▶ **What to produce**: Count every line that holds the string "περὶ", and report the number alone.

------------------------------

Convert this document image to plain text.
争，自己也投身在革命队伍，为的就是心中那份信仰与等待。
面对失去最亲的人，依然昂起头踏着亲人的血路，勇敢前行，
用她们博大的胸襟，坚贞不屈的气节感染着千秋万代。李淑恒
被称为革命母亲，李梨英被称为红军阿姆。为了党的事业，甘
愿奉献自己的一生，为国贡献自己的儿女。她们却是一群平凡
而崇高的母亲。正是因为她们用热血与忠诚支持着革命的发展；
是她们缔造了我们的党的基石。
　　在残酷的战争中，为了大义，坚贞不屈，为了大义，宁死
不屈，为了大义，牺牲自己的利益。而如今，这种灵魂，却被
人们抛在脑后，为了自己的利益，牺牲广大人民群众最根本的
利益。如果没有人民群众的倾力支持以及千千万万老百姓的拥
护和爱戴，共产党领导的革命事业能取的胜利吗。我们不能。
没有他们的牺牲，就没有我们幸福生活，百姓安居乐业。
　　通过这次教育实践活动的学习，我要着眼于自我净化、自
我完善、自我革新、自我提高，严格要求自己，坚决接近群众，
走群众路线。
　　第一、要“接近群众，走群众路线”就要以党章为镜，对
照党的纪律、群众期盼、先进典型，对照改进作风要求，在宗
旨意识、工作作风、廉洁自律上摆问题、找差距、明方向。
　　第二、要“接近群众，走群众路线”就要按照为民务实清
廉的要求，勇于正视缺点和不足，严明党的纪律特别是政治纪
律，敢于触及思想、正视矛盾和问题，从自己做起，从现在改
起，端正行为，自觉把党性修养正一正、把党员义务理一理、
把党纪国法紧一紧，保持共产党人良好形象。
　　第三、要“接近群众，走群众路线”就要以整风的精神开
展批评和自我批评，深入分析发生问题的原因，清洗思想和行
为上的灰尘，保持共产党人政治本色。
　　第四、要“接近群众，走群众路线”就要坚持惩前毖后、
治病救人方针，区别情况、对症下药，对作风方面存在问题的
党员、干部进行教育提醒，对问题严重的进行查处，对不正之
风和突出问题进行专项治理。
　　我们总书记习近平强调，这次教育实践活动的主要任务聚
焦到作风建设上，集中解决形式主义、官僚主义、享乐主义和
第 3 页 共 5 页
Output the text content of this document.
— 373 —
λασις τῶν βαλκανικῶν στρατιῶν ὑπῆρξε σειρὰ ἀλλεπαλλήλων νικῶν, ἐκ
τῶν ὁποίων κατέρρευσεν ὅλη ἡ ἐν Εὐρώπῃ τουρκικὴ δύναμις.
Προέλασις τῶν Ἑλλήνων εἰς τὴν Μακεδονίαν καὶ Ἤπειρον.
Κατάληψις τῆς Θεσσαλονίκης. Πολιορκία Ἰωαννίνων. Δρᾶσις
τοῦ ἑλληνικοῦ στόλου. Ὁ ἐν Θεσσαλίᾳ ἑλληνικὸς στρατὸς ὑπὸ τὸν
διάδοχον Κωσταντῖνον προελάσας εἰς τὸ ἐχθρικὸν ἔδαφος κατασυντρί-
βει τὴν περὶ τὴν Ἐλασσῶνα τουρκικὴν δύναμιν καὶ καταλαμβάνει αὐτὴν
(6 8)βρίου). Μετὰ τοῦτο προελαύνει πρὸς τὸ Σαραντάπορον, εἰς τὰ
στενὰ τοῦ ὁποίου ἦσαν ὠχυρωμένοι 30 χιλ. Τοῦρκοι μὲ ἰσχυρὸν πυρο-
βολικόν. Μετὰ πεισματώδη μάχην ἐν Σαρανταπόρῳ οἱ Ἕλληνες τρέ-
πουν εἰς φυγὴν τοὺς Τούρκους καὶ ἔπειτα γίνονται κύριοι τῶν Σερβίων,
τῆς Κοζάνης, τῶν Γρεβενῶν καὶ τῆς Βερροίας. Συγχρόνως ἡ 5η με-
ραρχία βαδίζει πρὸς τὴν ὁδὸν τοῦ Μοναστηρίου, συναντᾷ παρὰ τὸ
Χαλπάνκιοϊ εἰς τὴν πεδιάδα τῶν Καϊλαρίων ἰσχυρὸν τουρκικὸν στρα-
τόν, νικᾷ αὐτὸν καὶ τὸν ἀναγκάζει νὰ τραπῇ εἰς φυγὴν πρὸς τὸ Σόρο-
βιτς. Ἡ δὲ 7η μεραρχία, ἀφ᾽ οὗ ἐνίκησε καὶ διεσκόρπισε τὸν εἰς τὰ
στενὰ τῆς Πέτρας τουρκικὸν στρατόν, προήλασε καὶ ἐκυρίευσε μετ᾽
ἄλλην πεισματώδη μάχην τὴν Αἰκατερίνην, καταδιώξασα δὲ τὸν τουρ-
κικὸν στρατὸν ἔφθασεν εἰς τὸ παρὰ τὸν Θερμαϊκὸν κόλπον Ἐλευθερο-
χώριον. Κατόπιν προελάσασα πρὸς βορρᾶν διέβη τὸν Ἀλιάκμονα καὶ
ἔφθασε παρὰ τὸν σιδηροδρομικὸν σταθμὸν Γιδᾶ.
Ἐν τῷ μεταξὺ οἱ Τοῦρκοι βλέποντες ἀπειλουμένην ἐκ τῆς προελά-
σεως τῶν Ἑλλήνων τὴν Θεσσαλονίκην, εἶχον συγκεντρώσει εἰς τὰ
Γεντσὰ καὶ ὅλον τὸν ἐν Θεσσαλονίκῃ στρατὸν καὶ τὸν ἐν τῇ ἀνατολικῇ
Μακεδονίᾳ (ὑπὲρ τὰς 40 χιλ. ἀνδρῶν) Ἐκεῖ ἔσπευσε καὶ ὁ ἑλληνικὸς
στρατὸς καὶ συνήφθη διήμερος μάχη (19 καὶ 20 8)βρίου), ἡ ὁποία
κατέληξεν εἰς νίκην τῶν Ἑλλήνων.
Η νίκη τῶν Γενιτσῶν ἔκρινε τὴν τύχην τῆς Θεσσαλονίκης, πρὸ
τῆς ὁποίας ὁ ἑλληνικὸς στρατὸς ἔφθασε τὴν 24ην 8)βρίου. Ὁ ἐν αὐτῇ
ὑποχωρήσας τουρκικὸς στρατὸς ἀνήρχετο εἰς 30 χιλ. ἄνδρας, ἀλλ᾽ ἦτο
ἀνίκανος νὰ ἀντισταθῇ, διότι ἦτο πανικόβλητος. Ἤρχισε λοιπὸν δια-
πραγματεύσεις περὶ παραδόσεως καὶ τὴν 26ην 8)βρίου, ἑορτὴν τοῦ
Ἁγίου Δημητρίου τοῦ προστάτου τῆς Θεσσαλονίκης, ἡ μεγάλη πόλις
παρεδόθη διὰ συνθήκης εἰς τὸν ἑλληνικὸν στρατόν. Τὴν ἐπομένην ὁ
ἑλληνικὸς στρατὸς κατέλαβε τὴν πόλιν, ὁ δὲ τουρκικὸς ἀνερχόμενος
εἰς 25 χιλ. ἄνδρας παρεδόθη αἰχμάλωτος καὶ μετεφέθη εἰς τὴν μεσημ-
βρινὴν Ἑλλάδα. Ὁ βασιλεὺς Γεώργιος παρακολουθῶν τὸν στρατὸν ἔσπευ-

------------------------------

▶ **Exercise answer**: 2